2. If the value is even, then it is prime if and only if the value is 2 otherwise it is non-prime.
3. For all other values, if the value can be divided by any prime factor in the half-closed range 3 to the integer of the square root of the value plus 1, such that the prime factor is less than the value, then it is non-prime, otherwise it is prime.
Note that prime factors are always prime so 2 is therefore a prime factor. But 2 can only be a prime factor of an even number, and we eliminated all even values in step 2. Thus when we reach step 3 we know that the value must be greater than 2 and must be odd. Therefore we only need to check for prime factors greater than 2. The first prime after 2 is 3, therefore we start checking from 3.

● Exercise tasks:
(1) Print the text on checking whether a value is prime, between "3. For all other" and "checking from 3.", inclusive.
(2) Using the text on checking whether a value is prime, say whether each statement agrees with it, answering yes or no and quoting the words that decide it: (a) An even value other than 2 is non-prime. (b) In step 3, the check for prime factors begins at 2. (c) Any value that reaches step 3 must be odd.

● Stored data:
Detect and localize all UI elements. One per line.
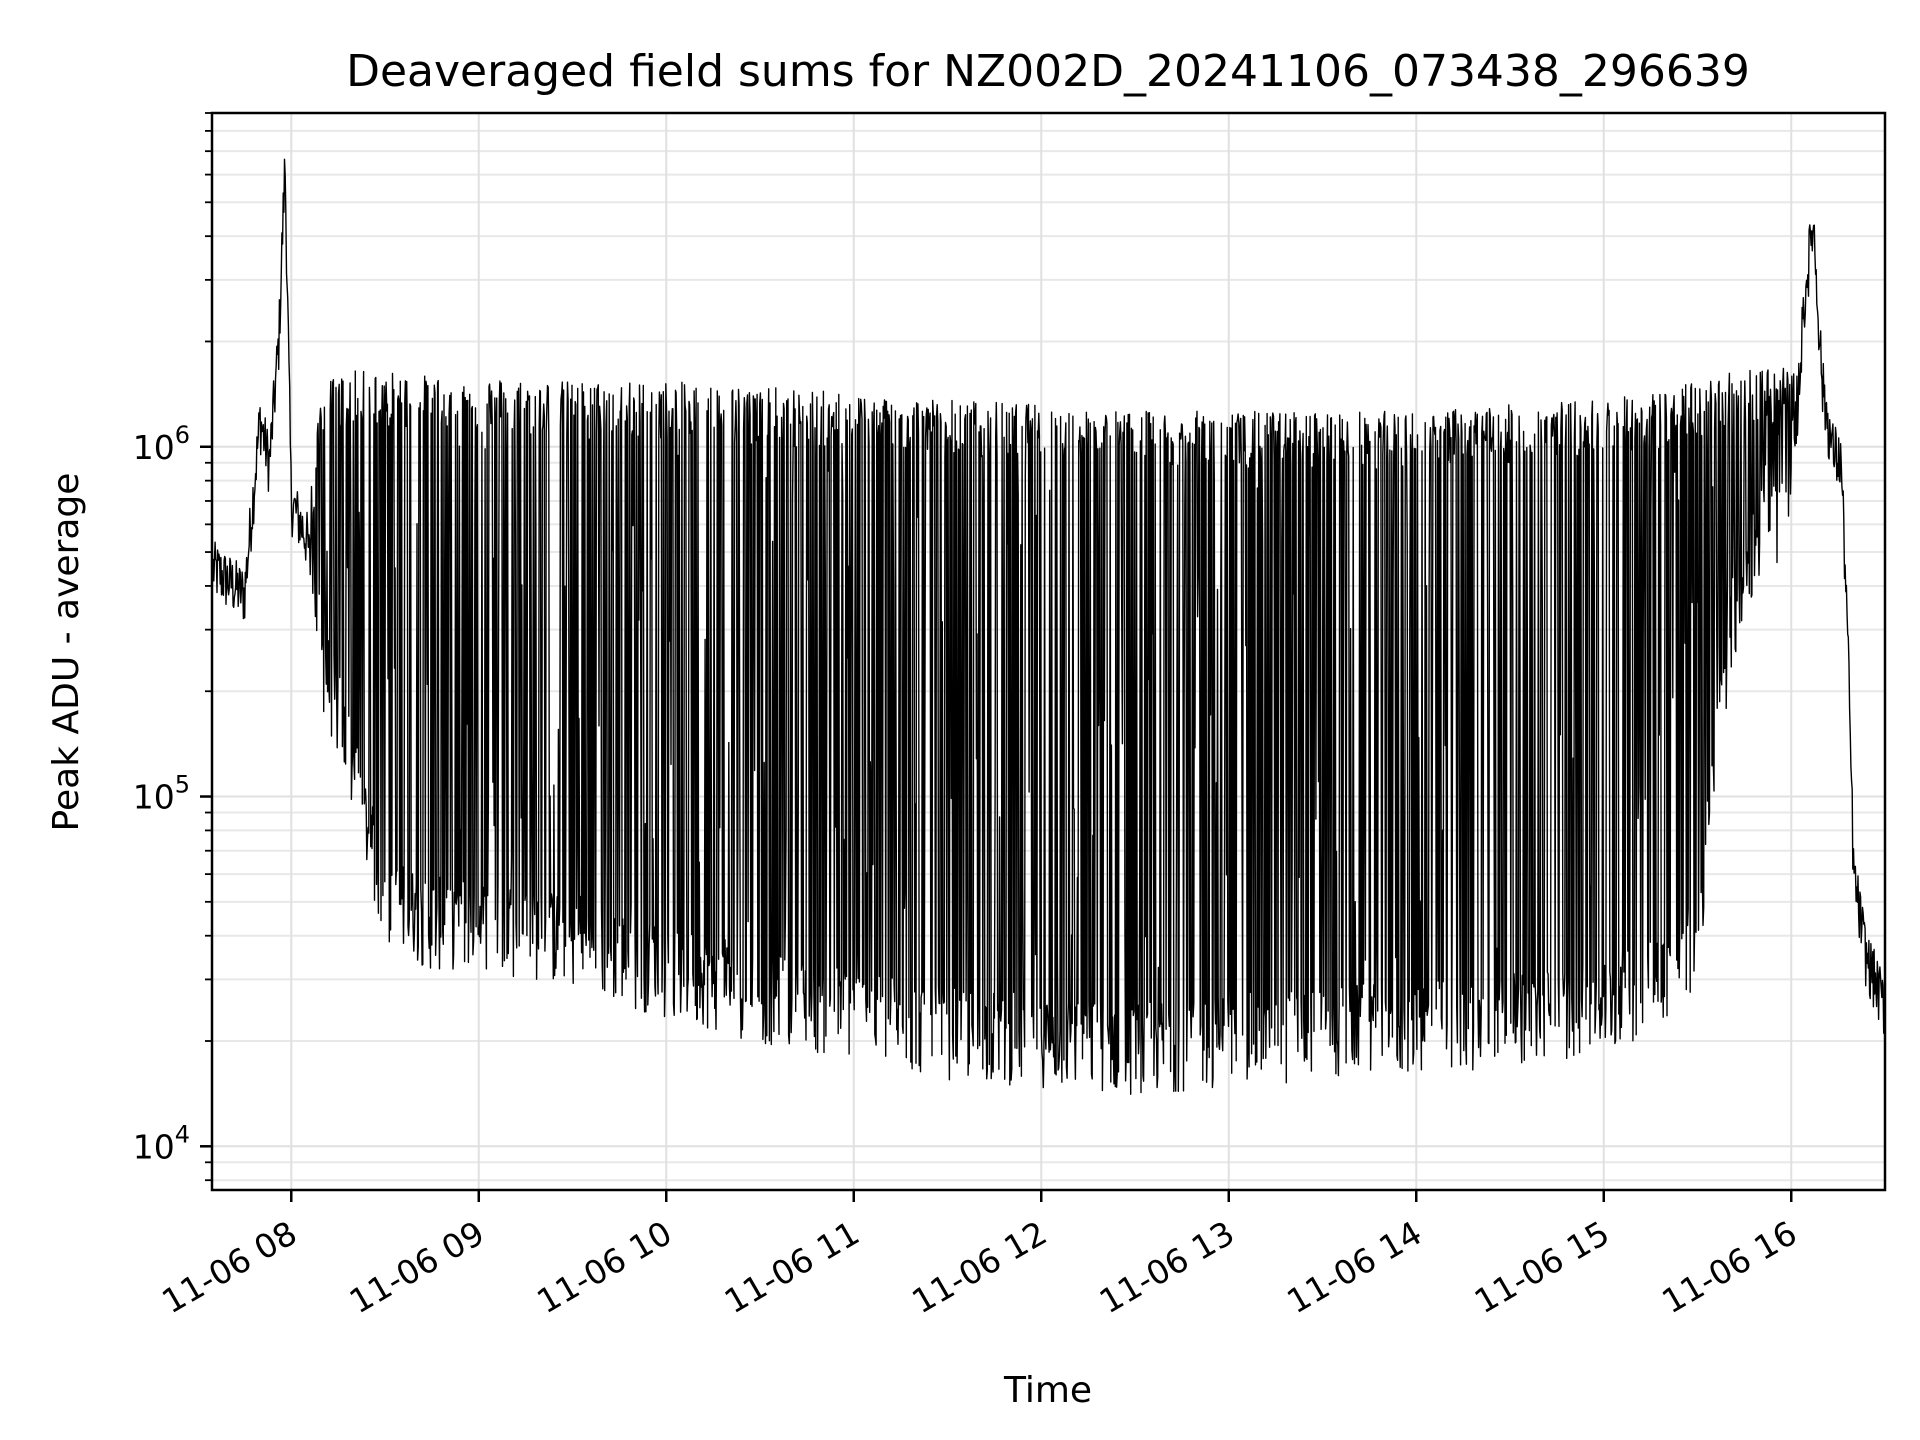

● Solutions in order:
(1)
3. For all other values, if the value can be divided by any prime factor in the half-closed range 3 to the integer of the square root of the value plus 1, such that the prime factor is less than the value, then it is non-prime, otherwise it is prime.
Note that prime factors are always prime so 2 is therefore a prime factor. But 2 can only be a prime factor of an even number, and we eliminated all even values in step 2. Thus when we reach step 3 we know that the value must be greater than 2 and must be odd. Therefore we only need to check for prime factors greater than 2. The first prime after 2 is 3, therefore we start checking from 3.

(2)
(a) Yes: "it is prime if and only if the value is 2 otherwise it is non-prime."
(b) No: "The first prime after 2 is 3, therefore we start checking from 3."
(c) Yes: "the value must be greater than 2 and must be odd."